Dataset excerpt
--- start ---

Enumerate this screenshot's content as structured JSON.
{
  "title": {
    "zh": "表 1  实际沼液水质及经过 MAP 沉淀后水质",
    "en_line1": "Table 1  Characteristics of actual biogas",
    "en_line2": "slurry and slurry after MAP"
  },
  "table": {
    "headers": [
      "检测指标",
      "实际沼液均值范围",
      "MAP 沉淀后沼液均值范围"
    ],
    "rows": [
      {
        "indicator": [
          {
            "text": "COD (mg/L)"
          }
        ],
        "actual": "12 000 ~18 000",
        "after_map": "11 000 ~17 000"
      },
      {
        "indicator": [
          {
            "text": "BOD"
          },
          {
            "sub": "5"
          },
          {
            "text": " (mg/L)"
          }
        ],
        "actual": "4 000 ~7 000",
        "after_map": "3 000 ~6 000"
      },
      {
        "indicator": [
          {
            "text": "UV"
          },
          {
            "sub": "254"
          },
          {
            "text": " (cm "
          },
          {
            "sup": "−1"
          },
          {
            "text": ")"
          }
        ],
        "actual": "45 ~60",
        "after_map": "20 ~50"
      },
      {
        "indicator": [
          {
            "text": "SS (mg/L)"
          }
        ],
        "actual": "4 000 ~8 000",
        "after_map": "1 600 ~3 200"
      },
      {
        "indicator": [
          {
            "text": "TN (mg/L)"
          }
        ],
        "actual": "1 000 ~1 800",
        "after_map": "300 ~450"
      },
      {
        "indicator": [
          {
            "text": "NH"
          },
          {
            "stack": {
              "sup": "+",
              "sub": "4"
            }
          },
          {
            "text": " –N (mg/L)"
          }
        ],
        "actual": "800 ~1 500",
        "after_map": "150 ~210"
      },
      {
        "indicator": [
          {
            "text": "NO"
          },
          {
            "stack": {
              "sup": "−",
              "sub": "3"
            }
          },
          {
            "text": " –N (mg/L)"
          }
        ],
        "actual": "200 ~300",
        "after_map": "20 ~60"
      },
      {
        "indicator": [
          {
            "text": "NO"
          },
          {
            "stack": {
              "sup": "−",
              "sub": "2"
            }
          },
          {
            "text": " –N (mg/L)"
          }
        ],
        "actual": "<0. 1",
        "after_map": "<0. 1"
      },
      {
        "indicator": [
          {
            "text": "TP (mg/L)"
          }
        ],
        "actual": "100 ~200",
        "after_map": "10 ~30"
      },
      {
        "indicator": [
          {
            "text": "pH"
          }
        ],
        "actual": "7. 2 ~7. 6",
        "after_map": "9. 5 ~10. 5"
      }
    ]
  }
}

--- end ---

What needs to be done
Copy all of the data. Keep every word exactly as it is.

Response to this exercise
Enumerate this screenshot's content as structured JSON.
{
  "title": {
    "zh": "表 1  实际沼液水质及经过 MAP 沉淀后水质",
    "en_line1": "Table 1  Characteristics of actual biogas",
    "en_line2": "slurry and slurry after MAP"
  },
  "table": {
    "headers": [
      "检测指标",
      "实际沼液均值范围",
      "MAP 沉淀后沼液均值范围"
    ],
    "rows": [
      {
        "indicator": [
          {
            "text": "COD (mg/L)"
          }
        ],
        "actual": "12 000 ~18 000",
        "after_map": "11 000 ~17 000"
      },
      {
        "indicator": [
          {
            "text": "BOD"
          },
          {
            "sub": "5"
          },
          {
            "text": " (mg/L)"
          }
        ],
        "actual": "4 000 ~7 000",
        "after_map": "3 000 ~6 000"
      },
      {
        "indicator": [
          {
            "text": "UV"
          },
          {
            "sub": "254"
          },
          {
            "text": " (cm "
          },
          {
            "sup": "−1"
          },
          {
            "text": ")"
          }
        ],
        "actual": "45 ~60",
        "after_map": "20 ~50"
      },
      {
        "indicator": [
          {
            "text": "SS (mg/L)"
          }
        ],
        "actual": "4 000 ~8 000",
        "after_map": "1 600 ~3 200"
      },
      {
        "indicator": [
          {
            "text": "TN (mg/L)"
          }
        ],
        "actual": "1 000 ~1 800",
        "after_map": "300 ~450"
      },
      {
        "indicator": [
          {
            "text": "NH"
          },
          {
            "stack": {
              "sup": "+",
              "sub": "4"
            }
          },
          {
            "text": " –N (mg/L)"
          }
        ],
        "actual": "800 ~1 500",
        "after_map": "150 ~210"
      },
      {
        "indicator": [
          {
            "text": "NO"
          },
          {
            "stack": {
              "sup": "−",
              "sub": "3"
            }
          },
          {
            "text": " –N (mg/L)"
          }
        ],
        "actual": "200 ~300",
        "after_map": "20 ~60"
      },
      {
        "indicator": [
          {
            "text": "NO"
          },
          {
            "stack": {
              "sup": "−",
              "sub": "2"
            }
          },
          {
            "text": " –N (mg/L)"
          }
        ],
        "actual": "<0. 1",
        "after_map": "<0. 1"
      },
      {
        "indicator": [
          {
            "text": "TP (mg/L)"
          }
        ],
        "actual": "100 ~200",
        "after_map": "10 ~30"
      },
      {
        "indicator": [
          {
            "text": "pH"
          }
        ],
        "actual": "7. 2 ~7. 6",
        "after_map": "9. 5 ~10. 5"
      }
    ]
  }
}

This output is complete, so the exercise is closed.